# EXERCISE BRIEF:
Please write the listing below out again exactly, leaving every picture behind.

# DATASET:
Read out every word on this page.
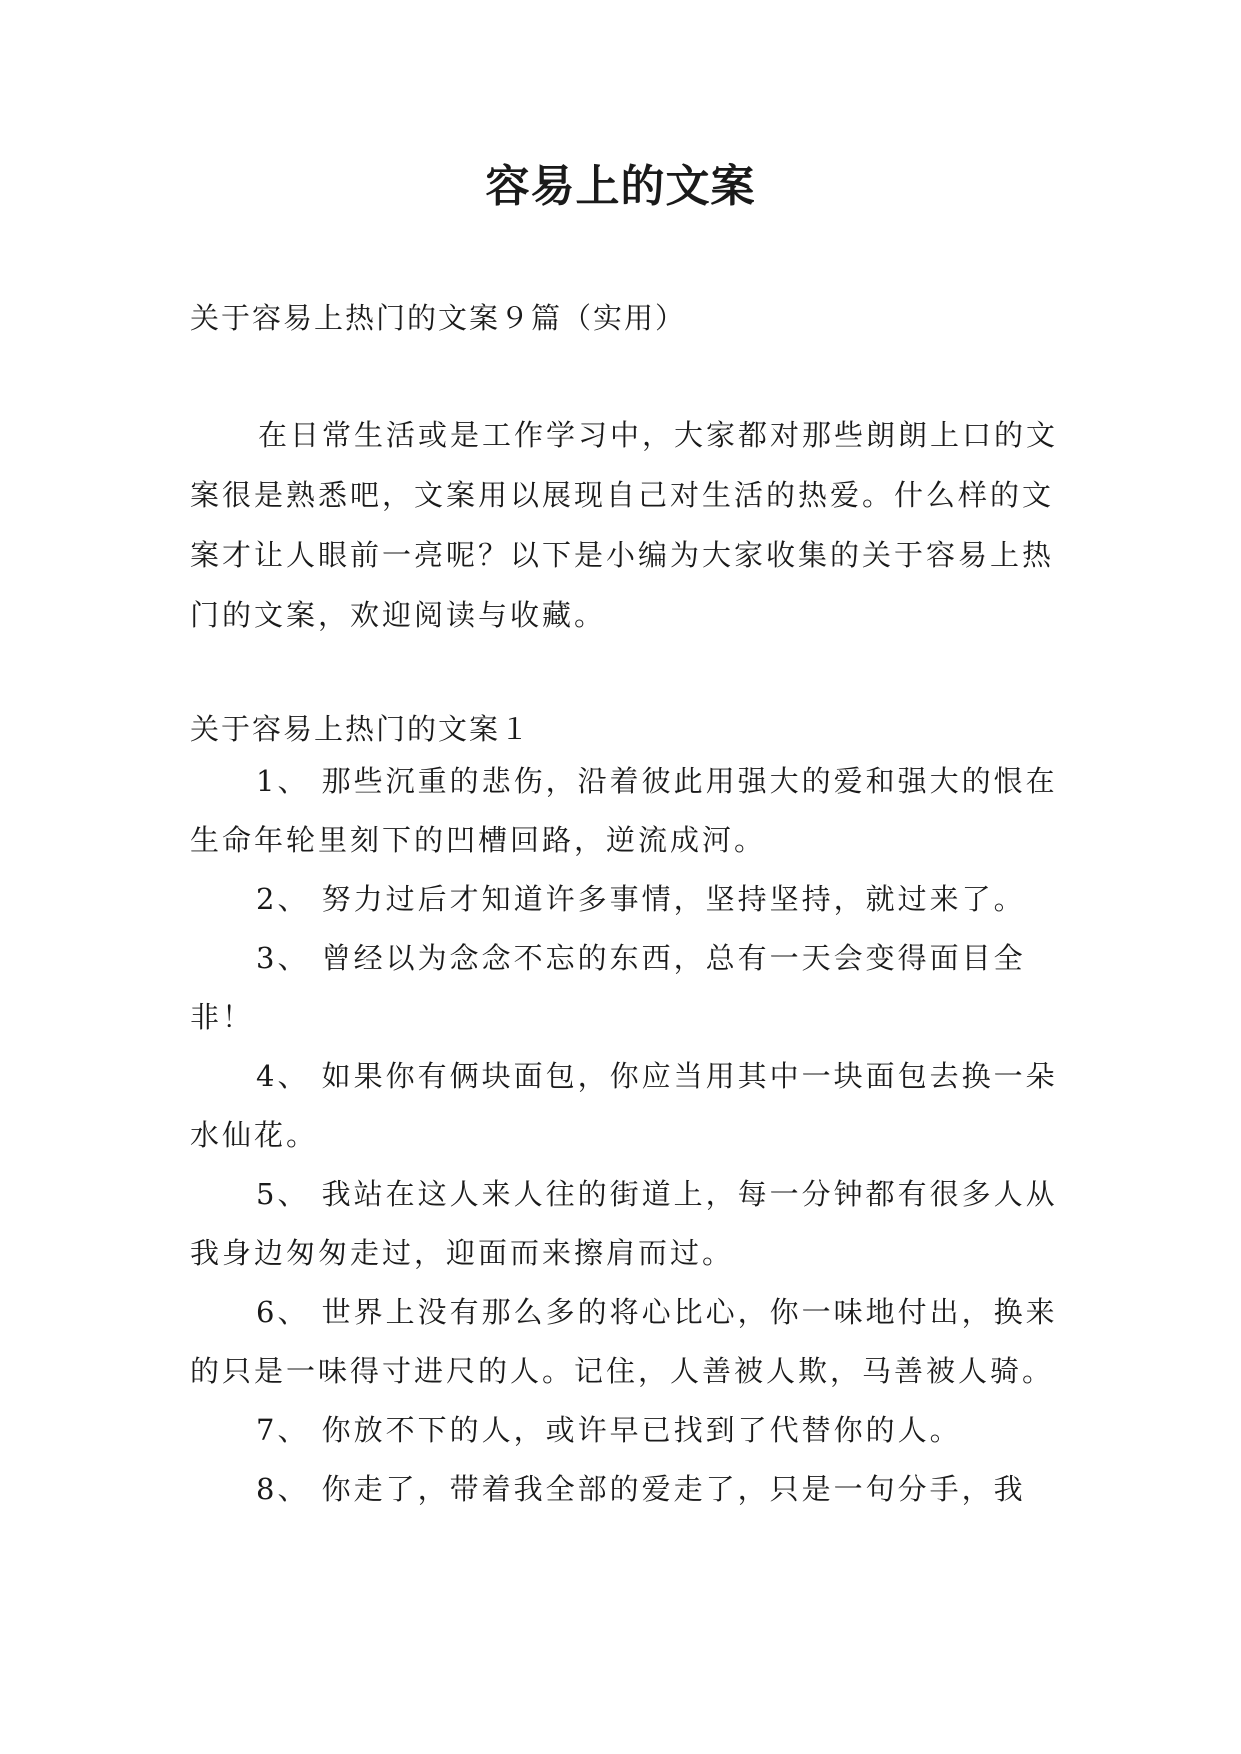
容易上的文案
关于容易上热门的文案９篇（实用）

在日常生活或是工作学习中，大家都对那些朗朗上口的文案很是熟悉吧，文案用以展现自己对生活的热爱。什么样的文案才让人眼前一亮呢？以下是小编为大家收集的关于容易上热门的文案，欢迎阅读与收藏。

关于容易上热门的文案１

1、 那些沉重的悲伤，沿着彼此用强大的爱和强大的恨在生命年轮里刻下的凹槽回路，逆流成河。

2、 努力过后才知道许多事情，坚持坚持，就过来了。

3、 曾经以为念念不忘的东西，总有一天会变得面目全非！

4、 如果你有俩块面包，你应当用其中一块面包去换一朵水仙花。

5、 我站在这人来人往的街道上，每一分钟都有很多人从我身边匆匆走过，迎面而来擦肩而过。

6、 世界上没有那么多的将心比心，你一味地付出，换来的只是一味得寸进尺的人。记住，人善被人欺，马善被人骑。

7、 你放不下的人，或许早已找到了代替你的人。

8、 你走了，带着我全部的爱走了，只是一句分手，我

# WRITTEN ANSWER:
Read out every word on this page.
容易上的文案
关于容易上热门的文案９篇（实用）

在日常生活或是工作学习中，大家都对那些朗朗上口的文案很是熟悉吧，文案用以展现自己对生活的热爱。什么样的文案才让人眼前一亮呢？以下是小编为大家收集的关于容易上热门的文案，欢迎阅读与收藏。

关于容易上热门的文案１

1、 那些沉重的悲伤，沿着彼此用强大的爱和强大的恨在生命年轮里刻下的凹槽回路，逆流成河。

2、 努力过后才知道许多事情，坚持坚持，就过来了。

3、 曾经以为念念不忘的东西，总有一天会变得面目全非！

4、 如果你有俩块面包，你应当用其中一块面包去换一朵水仙花。

5、 我站在这人来人往的街道上，每一分钟都有很多人从我身边匆匆走过，迎面而来擦肩而过。

6、 世界上没有那么多的将心比心，你一味地付出，换来的只是一味得寸进尺的人。记住，人善被人欺，马善被人骑。

7、 你放不下的人，或许早已找到了代替你的人。

8、 你走了，带着我全部的爱走了，只是一句分手，我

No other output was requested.